┌────────
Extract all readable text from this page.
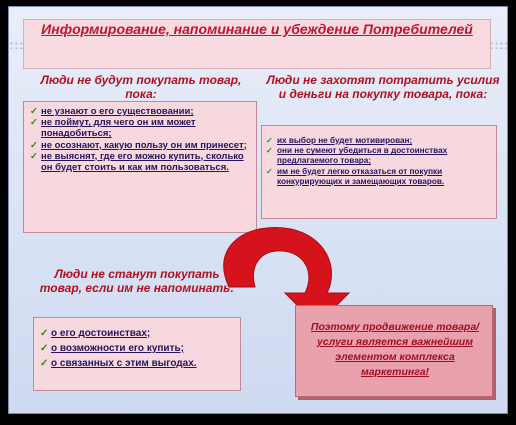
Информирование, напоминание и убеждение Потребителей
Люди не будут покупать товар, пока:
✓ не узнают о его существовании;
✓ не поймут, для чего он им может понадобиться;
✓ не осознают, какую пользу он им принесет;
✓ не выяснят, где его можно купить, сколько он будет стоить и как им пользоваться.
Люди не захотят потратить усилия и деньги на покупку товара, пока:
✓ их выбор не будет мотивирован;
✓ они не сумеют убедиться в достоинствах предлагаемого товара;
✓ им не будет легко отказаться от покупки конкурирующих и замещающих товаров.
Люди не станут покупать товар, если им не напоминать:
✓ о его достоинствах;
✓ о возможности его купить;
✓ о связанных с этим выгодах.
Поэтому продвижение товара/услуги является важнейшим элементом комплекса маркетинга!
└────────
*Set task*: Output all of the data exactly as it stands, minus any images.

*Response to this task*:
Extract all readable text from this page.
Информирование, напоминание и убеждение Потребителей
Люди не будут покупать товар, пока:
✓ не узнают о его существовании;
✓ не поймут, для чего он им может понадобиться;
✓ не осознают, какую пользу он им принесет;
✓ не выяснят, где его можно купить, сколько он будет стоить и как им пользоваться.
Люди не захотят потратить усилия и деньги на покупку товара, пока:
✓ их выбор не будет мотивирован;
✓ они не сумеют убедиться в достоинствах предлагаемого товара;
✓ им не будет легко отказаться от покупки конкурирующих и замещающих товаров.
Люди не станут покупать товар, если им не напоминать:
✓ о его достоинствах;
✓ о возможности его купить;
✓ о связанных с этим выгодах.
Поэтому продвижение товара/услуги является важнейшим элементом комплекса маркетинга!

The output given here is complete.